─── Provided information
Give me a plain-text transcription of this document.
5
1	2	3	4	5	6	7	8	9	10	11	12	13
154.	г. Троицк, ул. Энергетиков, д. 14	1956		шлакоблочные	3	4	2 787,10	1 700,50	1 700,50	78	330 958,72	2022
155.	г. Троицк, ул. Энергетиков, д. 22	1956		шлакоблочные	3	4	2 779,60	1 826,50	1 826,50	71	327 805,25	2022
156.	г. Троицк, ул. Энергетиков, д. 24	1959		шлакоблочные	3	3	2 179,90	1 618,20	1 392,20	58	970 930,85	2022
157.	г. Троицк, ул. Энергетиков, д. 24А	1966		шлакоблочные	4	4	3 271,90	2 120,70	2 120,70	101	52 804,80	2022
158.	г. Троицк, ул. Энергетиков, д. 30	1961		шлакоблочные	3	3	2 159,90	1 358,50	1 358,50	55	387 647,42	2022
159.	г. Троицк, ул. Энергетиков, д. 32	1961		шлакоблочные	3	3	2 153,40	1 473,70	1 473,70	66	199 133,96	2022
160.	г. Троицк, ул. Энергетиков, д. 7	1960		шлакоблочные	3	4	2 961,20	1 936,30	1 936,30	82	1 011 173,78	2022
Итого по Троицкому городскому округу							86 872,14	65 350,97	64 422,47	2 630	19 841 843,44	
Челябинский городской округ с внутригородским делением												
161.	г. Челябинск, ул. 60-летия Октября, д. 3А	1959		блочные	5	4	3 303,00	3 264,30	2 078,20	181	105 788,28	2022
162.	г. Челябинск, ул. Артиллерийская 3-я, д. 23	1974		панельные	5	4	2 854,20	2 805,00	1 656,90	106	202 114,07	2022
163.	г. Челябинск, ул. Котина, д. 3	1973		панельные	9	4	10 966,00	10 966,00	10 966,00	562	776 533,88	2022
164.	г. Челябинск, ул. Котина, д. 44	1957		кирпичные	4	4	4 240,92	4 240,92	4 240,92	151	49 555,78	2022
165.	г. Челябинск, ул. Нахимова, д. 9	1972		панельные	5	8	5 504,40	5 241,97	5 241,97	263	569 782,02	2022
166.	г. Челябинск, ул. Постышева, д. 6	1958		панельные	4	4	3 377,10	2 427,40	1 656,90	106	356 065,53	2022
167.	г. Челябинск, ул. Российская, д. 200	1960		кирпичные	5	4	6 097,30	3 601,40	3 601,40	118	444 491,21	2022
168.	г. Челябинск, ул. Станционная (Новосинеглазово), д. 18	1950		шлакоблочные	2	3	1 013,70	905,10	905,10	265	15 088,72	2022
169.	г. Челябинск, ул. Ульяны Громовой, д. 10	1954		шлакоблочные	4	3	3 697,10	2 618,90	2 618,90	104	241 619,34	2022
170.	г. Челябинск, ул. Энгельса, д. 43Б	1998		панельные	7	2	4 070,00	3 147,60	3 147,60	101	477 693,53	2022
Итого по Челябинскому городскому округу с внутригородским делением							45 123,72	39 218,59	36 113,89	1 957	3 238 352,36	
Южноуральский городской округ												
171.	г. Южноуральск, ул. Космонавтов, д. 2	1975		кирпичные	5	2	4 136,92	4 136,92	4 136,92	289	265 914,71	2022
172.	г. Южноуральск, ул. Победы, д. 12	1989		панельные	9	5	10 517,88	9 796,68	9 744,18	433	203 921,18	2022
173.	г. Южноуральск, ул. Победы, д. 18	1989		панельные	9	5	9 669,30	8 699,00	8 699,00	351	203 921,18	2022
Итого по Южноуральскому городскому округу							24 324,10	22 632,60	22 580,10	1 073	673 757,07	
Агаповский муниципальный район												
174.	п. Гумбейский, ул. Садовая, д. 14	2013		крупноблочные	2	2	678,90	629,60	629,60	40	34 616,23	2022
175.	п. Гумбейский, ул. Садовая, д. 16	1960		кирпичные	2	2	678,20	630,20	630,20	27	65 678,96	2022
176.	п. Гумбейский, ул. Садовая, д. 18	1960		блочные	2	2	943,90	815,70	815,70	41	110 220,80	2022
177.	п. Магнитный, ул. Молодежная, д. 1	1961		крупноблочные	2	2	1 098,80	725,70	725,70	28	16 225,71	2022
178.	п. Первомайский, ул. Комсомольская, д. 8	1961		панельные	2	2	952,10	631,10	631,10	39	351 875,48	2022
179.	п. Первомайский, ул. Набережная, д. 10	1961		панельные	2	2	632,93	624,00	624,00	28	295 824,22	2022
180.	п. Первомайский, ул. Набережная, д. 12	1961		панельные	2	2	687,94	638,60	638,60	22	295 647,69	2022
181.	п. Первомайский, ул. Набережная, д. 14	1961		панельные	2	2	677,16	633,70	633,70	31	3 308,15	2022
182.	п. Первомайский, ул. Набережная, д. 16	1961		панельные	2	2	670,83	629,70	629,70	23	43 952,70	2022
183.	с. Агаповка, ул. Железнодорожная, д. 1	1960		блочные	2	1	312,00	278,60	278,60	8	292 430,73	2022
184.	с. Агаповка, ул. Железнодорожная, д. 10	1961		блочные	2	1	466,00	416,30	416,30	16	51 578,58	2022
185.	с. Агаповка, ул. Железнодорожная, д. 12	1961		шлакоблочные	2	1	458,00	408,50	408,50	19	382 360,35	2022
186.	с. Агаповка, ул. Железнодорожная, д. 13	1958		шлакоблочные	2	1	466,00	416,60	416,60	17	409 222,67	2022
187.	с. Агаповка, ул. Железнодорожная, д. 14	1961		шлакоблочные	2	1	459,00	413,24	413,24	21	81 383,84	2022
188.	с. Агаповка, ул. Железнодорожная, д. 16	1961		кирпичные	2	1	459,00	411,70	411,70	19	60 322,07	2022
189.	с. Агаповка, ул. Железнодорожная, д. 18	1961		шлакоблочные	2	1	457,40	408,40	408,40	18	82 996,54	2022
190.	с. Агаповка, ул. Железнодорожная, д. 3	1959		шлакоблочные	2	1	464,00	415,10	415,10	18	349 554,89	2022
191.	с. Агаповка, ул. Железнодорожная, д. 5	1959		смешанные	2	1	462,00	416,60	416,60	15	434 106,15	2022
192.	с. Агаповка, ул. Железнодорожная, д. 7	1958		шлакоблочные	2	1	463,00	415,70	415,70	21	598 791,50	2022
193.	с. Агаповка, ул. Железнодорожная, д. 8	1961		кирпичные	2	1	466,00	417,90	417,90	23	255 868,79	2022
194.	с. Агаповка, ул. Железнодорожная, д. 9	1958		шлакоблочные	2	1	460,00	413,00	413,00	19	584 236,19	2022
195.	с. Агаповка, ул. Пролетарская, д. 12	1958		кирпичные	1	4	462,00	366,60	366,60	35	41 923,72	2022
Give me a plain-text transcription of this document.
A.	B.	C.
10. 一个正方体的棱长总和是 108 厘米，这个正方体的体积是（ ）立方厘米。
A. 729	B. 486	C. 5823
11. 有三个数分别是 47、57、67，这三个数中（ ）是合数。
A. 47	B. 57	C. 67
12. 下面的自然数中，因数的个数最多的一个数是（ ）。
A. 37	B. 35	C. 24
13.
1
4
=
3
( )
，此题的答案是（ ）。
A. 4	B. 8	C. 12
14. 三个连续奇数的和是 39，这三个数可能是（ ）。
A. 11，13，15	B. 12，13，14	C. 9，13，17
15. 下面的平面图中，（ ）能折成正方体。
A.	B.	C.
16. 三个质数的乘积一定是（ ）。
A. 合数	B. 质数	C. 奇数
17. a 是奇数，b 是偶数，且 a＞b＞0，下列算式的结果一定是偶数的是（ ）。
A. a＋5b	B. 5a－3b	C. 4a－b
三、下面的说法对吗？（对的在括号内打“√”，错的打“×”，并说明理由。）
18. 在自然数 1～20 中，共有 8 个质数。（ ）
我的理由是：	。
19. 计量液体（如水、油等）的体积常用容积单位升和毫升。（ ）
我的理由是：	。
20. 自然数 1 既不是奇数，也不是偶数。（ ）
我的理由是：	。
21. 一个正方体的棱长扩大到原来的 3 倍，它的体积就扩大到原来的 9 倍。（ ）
──────
Which lines of the data above contain "Победы"? Copy each one.

Result below –
172.	г. Южноуральск, ул. Победы, д. 12	1989		панельные	9	5	10 517,88	9 796,68	9 744,18	433	203 921,18	2022
173.	г. Южноуральск, ул. Победы, д. 18	1989		панельные	9	5	9 669,30	8 699,00	8 699,00	351	203 921,18	2022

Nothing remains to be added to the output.